[Stored data]
------------------------------

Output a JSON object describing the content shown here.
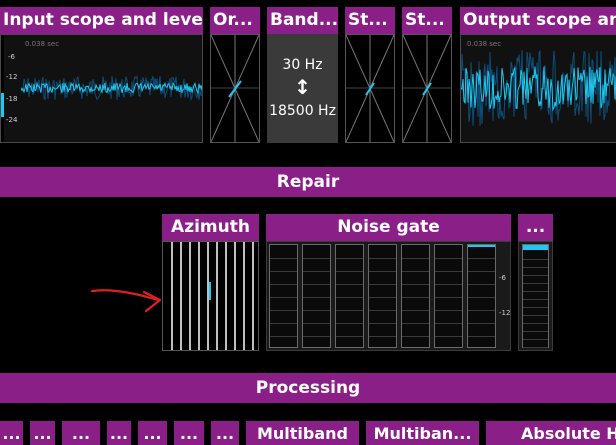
{
  "top_modules": {
    "input_scope": {
      "title": "Input scope and levels",
      "time_label": "0.038 sec",
      "ticks": [
        "-6",
        "-12",
        "-18",
        "-24"
      ]
    },
    "orientation": {
      "title": "Or..."
    },
    "band": {
      "title": "Band...",
      "low": "30 Hz",
      "high": "18500 Hz",
      "arrow": "↕"
    },
    "stereo1": {
      "title": "St..."
    },
    "stereo2": {
      "title": "St..."
    },
    "output_scope": {
      "title": "Output scope and levels",
      "time_label": "0.038 sec"
    }
  },
  "sections": {
    "repair": "Repair",
    "processing": "Processing"
  },
  "repair_modules": {
    "azimuth": {
      "title": "Azimuth"
    },
    "noise_gate": {
      "title": "Noise gate",
      "ticks": [
        "-6",
        "-12"
      ]
    },
    "more": {
      "title": "..."
    }
  },
  "processing_modules": {
    "items": [
      "...",
      "...",
      "...",
      "...",
      "...",
      "...",
      "..."
    ],
    "multiband1": "Multiband",
    "multiband2": "Multiban...",
    "absolute": "Absolute H"
  },
  "colors": {
    "accent": "#8a1f87",
    "waveform": "#1ec8f0",
    "annotation": "#e02020"
  }
}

------------------------------

> Exercise
Scan the entries above. Copy each line that has the string "title".

> The reply
      "title": "Input scope and levels",
      "title": "Or..."
      "title": "Band...",
      "title": "St..."
      "title": "St..."
      "title": "Output scope and levels",
      "title": "Azimuth"
      "title": "Noise gate",
      "title": "..."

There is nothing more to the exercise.